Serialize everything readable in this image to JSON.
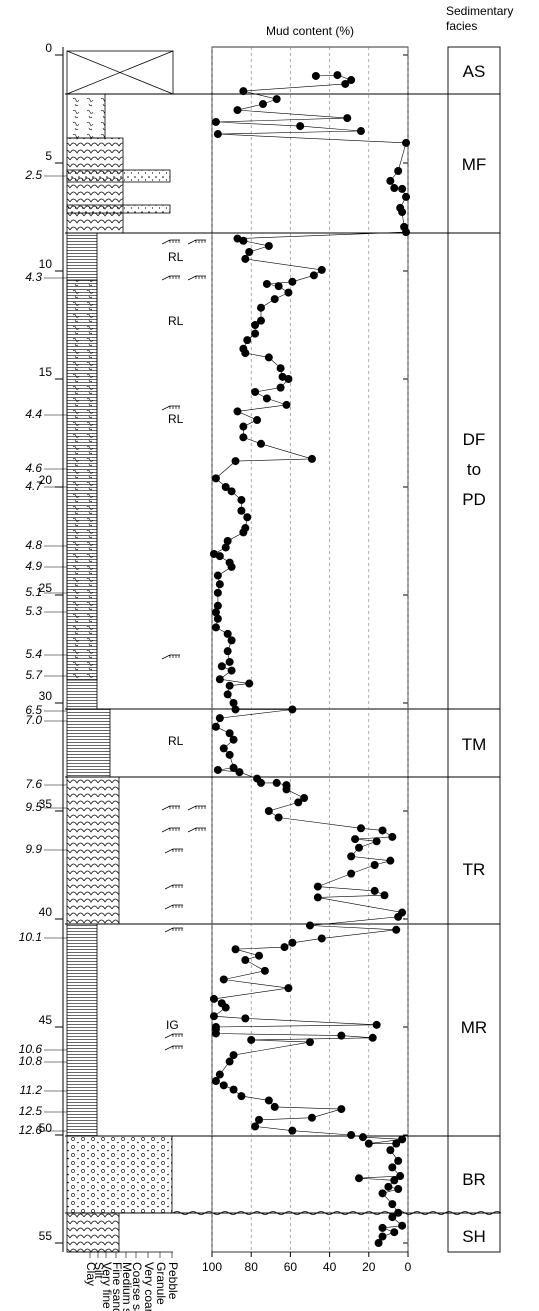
{
  "chart_data": {
    "type": "line",
    "title": "Mud content (%)",
    "facies_title": "Sedimentary facies",
    "facies": [
      "AS",
      "MF",
      "DF to PD",
      "TM",
      "TR",
      "MR",
      "BR",
      "SH"
    ],
    "ages": [
      "2.5",
      "4.3",
      "4.4",
      "4.6",
      "4.7",
      "4.8",
      "4.9",
      "5.1",
      "5.3",
      "5.4",
      "5.7",
      "6.5",
      "7.0",
      "7.6",
      "9.5",
      "9.9",
      "10.1",
      "10.6",
      "10.8",
      "11.2",
      "12.5",
      "12.6"
    ],
    "structure_labels": [
      "RL",
      "RL",
      "RL",
      "RL",
      "IG"
    ],
    "grain_sizes": [
      "Clay",
      "Silt",
      "Very fine sand",
      "Fine sand",
      "Medium sand",
      "Coarse sand",
      "Very coarse sand",
      "Granule",
      "Pebble"
    ],
    "color": "#000000",
    "grid": true,
    "xlim": [
      0,
      55
    ],
    "xticks": [
      0,
      5,
      10,
      15,
      20,
      25,
      30,
      35,
      40,
      45,
      50,
      55
    ],
    "ylim": [
      100,
      0
    ],
    "yticks": [
      100,
      80,
      60,
      40,
      20,
      0
    ],
    "x": [
      0.97,
      0.93,
      1.16,
      1.34,
      1.67,
      2.04,
      2.27,
      2.55,
      2.92,
      3.1,
      3.29,
      3.52,
      3.66,
      4.07,
      5.37,
      5.83,
      6.16,
      6.2,
      6.57,
      7.08,
      7.27,
      7.96,
      8.2,
      8.5,
      8.6,
      8.84,
      9.12,
      9.44,
      9.95,
      10.2,
      10.5,
      10.6,
      10.7,
      11.0,
      11.3,
      11.7,
      12.3,
      12.5,
      12.9,
      13.2,
      13.6,
      13.8,
      14.0,
      14.5,
      14.9,
      15.0,
      15.4,
      15.6,
      15.9,
      16.2,
      16.5,
      16.9,
      17.2,
      17.7,
      18.0,
      18.7,
      18.8,
      19.6,
      20.0,
      20.2,
      20.6,
      21.1,
      21.4,
      21.9,
      22.1,
      22.5,
      22.8,
      23.1,
      23.2,
      23.5,
      23.7,
      24.1,
      24.5,
      24.9,
      25.5,
      25.8,
      26.1,
      26.5,
      26.8,
      27.1,
      27.6,
      28.1,
      28.3,
      28.5,
      28.9,
      29.1,
      29.2,
      29.6,
      30.0,
      30.3,
      30.3,
      30.7,
      31.1,
      31.4,
      31.7,
      32.1,
      32.4,
      33.0,
      33.1,
      33.2,
      33.5,
      33.7,
      33.7,
      33.8,
      34.0,
      34.4,
      34.6,
      35.0,
      35.3,
      35.8,
      35.9,
      36.2,
      36.3,
      36.4,
      36.7,
      37.1,
      37.3,
      37.5,
      37.9,
      38.5,
      38.7,
      38.9,
      39.0,
      39.7,
      39.9,
      40.3,
      40.5,
      40.9,
      41.1,
      41.3,
      41.4,
      41.7,
      41.9,
      42.4,
      42.8,
      43.2,
      43.7,
      43.9,
      44.1,
      44.5,
      44.6,
      44.9,
      45.0,
      45.1,
      45.3,
      45.4,
      45.5,
      45.6,
      45.7,
      46.3,
      46.6,
      47.2,
      47.5,
      47.7,
      47.9,
      48.2,
      48.4,
      48.7,
      48.8,
      49.2,
      49.3,
      49.6,
      49.8,
      50.0,
      50.1,
      50.2,
      50.4,
      50.4,
      50.7,
      51.2,
      51.5,
      51.9,
      52.0,
      52.1,
      52.4,
      52.5,
      52.7,
      53.2,
      53.6,
      53.8,
      54.2,
      54.3,
      54.5,
      54.7,
      55.0
    ],
    "values": [
      47,
      36,
      29,
      32,
      84,
      67,
      74,
      87,
      31,
      98,
      55,
      24,
      97,
      1,
      5,
      9,
      7,
      3,
      1,
      4,
      3,
      2,
      1,
      87,
      84,
      71,
      81,
      83,
      44,
      48,
      59,
      72,
      66,
      61,
      68,
      75,
      75,
      78,
      78,
      82,
      84,
      83,
      71,
      65,
      64,
      61,
      65,
      78,
      72,
      62,
      87,
      77,
      84,
      84,
      75,
      49,
      88,
      98,
      93,
      90,
      85,
      85,
      82,
      83,
      84,
      92,
      93,
      99,
      96,
      91,
      90,
      97,
      96,
      97,
      97,
      98,
      97,
      98,
      92,
      90,
      92,
      91,
      95,
      90,
      96,
      81,
      91,
      92,
      89,
      88,
      59,
      96,
      98,
      91,
      89,
      94,
      91,
      89,
      97,
      86,
      77,
      75,
      67,
      62,
      62,
      53,
      56,
      71,
      66,
      24,
      13,
      8,
      27,
      16,
      25,
      29,
      9,
      17,
      29,
      46,
      17,
      12,
      46,
      3,
      5,
      50,
      6,
      44,
      59,
      63,
      88,
      76,
      83,
      73,
      94,
      61,
      99,
      95,
      93,
      99,
      83,
      16,
      98,
      98,
      98,
      34,
      18,
      80,
      50,
      89,
      91,
      96,
      98,
      94,
      89,
      85,
      71,
      68,
      34,
      49,
      76,
      78,
      59,
      29,
      23,
      3,
      20,
      6,
      9,
      5,
      8,
      4,
      25,
      7,
      10,
      5,
      13,
      8,
      5,
      8,
      3,
      13,
      7,
      13,
      15
    ]
  }
}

- [Problem to solve] Omit the images and transcribe all of the records above word for word.

- [Solution]
Serialize everything readable in this image to JSON.
{
  "chart_data": {
    "type": "line",
    "title": "Mud content (%)",
    "facies_title": "Sedimentary facies",
    "facies": [
      "AS",
      "MF",
      "DF to PD",
      "TM",
      "TR",
      "MR",
      "BR",
      "SH"
    ],
    "ages": [
      "2.5",
      "4.3",
      "4.4",
      "4.6",
      "4.7",
      "4.8",
      "4.9",
      "5.1",
      "5.3",
      "5.4",
      "5.7",
      "6.5",
      "7.0",
      "7.6",
      "9.5",
      "9.9",
      "10.1",
      "10.6",
      "10.8",
      "11.2",
      "12.5",
      "12.6"
    ],
    "structure_labels": [
      "RL",
      "RL",
      "RL",
      "RL",
      "IG"
    ],
    "grain_sizes": [
      "Clay",
      "Silt",
      "Very fine sand",
      "Fine sand",
      "Medium sand",
      "Coarse sand",
      "Very coarse sand",
      "Granule",
      "Pebble"
    ],
    "color": "#000000",
    "grid": true,
    "xlim": [
      0,
      55
    ],
    "xticks": [
      0,
      5,
      10,
      15,
      20,
      25,
      30,
      35,
      40,
      45,
      50,
      55
    ],
    "ylim": [
      100,
      0
    ],
    "yticks": [
      100,
      80,
      60,
      40,
      20,
      0
    ],
    "x": [
      0.97,
      0.93,
      1.16,
      1.34,
      1.67,
      2.04,
      2.27,
      2.55,
      2.92,
      3.1,
      3.29,
      3.52,
      3.66,
      4.07,
      5.37,
      5.83,
      6.16,
      6.2,
      6.57,
      7.08,
      7.27,
      7.96,
      8.2,
      8.5,
      8.6,
      8.84,
      9.12,
      9.44,
      9.95,
      10.2,
      10.5,
      10.6,
      10.7,
      11.0,
      11.3,
      11.7,
      12.3,
      12.5,
      12.9,
      13.2,
      13.6,
      13.8,
      14.0,
      14.5,
      14.9,
      15.0,
      15.4,
      15.6,
      15.9,
      16.2,
      16.5,
      16.9,
      17.2,
      17.7,
      18.0,
      18.7,
      18.8,
      19.6,
      20.0,
      20.2,
      20.6,
      21.1,
      21.4,
      21.9,
      22.1,
      22.5,
      22.8,
      23.1,
      23.2,
      23.5,
      23.7,
      24.1,
      24.5,
      24.9,
      25.5,
      25.8,
      26.1,
      26.5,
      26.8,
      27.1,
      27.6,
      28.1,
      28.3,
      28.5,
      28.9,
      29.1,
      29.2,
      29.6,
      30.0,
      30.3,
      30.3,
      30.7,
      31.1,
      31.4,
      31.7,
      32.1,
      32.4,
      33.0,
      33.1,
      33.2,
      33.5,
      33.7,
      33.7,
      33.8,
      34.0,
      34.4,
      34.6,
      35.0,
      35.3,
      35.8,
      35.9,
      36.2,
      36.3,
      36.4,
      36.7,
      37.1,
      37.3,
      37.5,
      37.9,
      38.5,
      38.7,
      38.9,
      39.0,
      39.7,
      39.9,
      40.3,
      40.5,
      40.9,
      41.1,
      41.3,
      41.4,
      41.7,
      41.9,
      42.4,
      42.8,
      43.2,
      43.7,
      43.9,
      44.1,
      44.5,
      44.6,
      44.9,
      45.0,
      45.1,
      45.3,
      45.4,
      45.5,
      45.6,
      45.7,
      46.3,
      46.6,
      47.2,
      47.5,
      47.7,
      47.9,
      48.2,
      48.4,
      48.7,
      48.8,
      49.2,
      49.3,
      49.6,
      49.8,
      50.0,
      50.1,
      50.2,
      50.4,
      50.4,
      50.7,
      51.2,
      51.5,
      51.9,
      52.0,
      52.1,
      52.4,
      52.5,
      52.7,
      53.2,
      53.6,
      53.8,
      54.2,
      54.3,
      54.5,
      54.7,
      55.0
    ],
    "values": [
      47,
      36,
      29,
      32,
      84,
      67,
      74,
      87,
      31,
      98,
      55,
      24,
      97,
      1,
      5,
      9,
      7,
      3,
      1,
      4,
      3,
      2,
      1,
      87,
      84,
      71,
      81,
      83,
      44,
      48,
      59,
      72,
      66,
      61,
      68,
      75,
      75,
      78,
      78,
      82,
      84,
      83,
      71,
      65,
      64,
      61,
      65,
      78,
      72,
      62,
      87,
      77,
      84,
      84,
      75,
      49,
      88,
      98,
      93,
      90,
      85,
      85,
      82,
      83,
      84,
      92,
      93,
      99,
      96,
      91,
      90,
      97,
      96,
      97,
      97,
      98,
      97,
      98,
      92,
      90,
      92,
      91,
      95,
      90,
      96,
      81,
      91,
      92,
      89,
      88,
      59,
      96,
      98,
      91,
      89,
      94,
      91,
      89,
      97,
      86,
      77,
      75,
      67,
      62,
      62,
      53,
      56,
      71,
      66,
      24,
      13,
      8,
      27,
      16,
      25,
      29,
      9,
      17,
      29,
      46,
      17,
      12,
      46,
      3,
      5,
      50,
      6,
      44,
      59,
      63,
      88,
      76,
      83,
      73,
      94,
      61,
      99,
      95,
      93,
      99,
      83,
      16,
      98,
      98,
      98,
      34,
      18,
      80,
      50,
      89,
      91,
      96,
      98,
      94,
      89,
      85,
      71,
      68,
      34,
      49,
      76,
      78,
      59,
      29,
      23,
      3,
      20,
      6,
      9,
      5,
      8,
      4,
      25,
      7,
      10,
      5,
      13,
      8,
      5,
      8,
      3,
      13,
      7,
      13,
      15
    ]
  }
}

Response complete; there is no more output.